→ EXERCISE
Filter these entries, keeping only lines that hold the word "不公平竞争如户籍性别等歧视".

--- Start of INFORMATION PROVIDED ---

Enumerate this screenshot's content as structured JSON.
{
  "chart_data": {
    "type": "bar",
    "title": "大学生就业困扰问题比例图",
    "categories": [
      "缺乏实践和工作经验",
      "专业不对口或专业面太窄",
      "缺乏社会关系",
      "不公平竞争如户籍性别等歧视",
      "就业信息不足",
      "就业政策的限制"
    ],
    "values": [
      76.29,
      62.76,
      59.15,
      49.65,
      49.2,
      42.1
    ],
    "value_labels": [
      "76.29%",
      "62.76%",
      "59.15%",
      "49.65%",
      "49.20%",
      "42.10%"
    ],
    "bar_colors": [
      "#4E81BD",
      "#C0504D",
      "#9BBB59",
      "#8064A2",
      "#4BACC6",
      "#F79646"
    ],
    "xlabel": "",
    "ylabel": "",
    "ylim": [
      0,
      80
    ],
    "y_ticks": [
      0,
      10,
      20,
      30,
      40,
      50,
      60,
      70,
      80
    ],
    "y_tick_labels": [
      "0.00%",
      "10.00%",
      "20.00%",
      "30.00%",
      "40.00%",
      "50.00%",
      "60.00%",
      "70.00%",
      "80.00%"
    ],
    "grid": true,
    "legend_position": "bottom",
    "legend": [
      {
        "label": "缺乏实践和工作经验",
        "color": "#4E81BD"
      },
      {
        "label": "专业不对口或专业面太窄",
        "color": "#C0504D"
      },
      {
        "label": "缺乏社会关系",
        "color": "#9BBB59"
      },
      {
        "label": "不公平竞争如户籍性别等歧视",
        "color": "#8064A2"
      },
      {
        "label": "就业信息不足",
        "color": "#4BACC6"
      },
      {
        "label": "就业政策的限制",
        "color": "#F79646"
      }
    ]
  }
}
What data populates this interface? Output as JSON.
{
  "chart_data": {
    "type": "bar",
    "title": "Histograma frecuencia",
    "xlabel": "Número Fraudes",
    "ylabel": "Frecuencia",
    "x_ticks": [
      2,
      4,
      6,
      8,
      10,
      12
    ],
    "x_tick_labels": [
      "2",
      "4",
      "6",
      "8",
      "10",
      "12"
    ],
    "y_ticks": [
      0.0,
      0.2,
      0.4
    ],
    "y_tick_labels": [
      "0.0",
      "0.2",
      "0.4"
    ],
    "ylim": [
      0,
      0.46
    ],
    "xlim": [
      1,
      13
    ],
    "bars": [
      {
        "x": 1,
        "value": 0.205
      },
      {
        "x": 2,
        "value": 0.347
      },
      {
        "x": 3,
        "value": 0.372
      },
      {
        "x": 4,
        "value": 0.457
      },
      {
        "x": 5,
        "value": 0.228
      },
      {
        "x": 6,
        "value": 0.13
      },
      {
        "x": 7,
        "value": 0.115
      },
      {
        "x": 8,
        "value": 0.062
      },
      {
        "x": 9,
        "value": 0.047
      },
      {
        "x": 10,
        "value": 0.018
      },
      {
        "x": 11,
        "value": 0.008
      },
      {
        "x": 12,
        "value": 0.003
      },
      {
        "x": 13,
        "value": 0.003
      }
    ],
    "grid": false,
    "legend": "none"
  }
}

--- End of INFORMATION PROVIDED ---

→ FINISHED ANSWER
      "不公平竞争如户籍性别等歧视",
        "label": "不公平竞争如户籍性别等歧视",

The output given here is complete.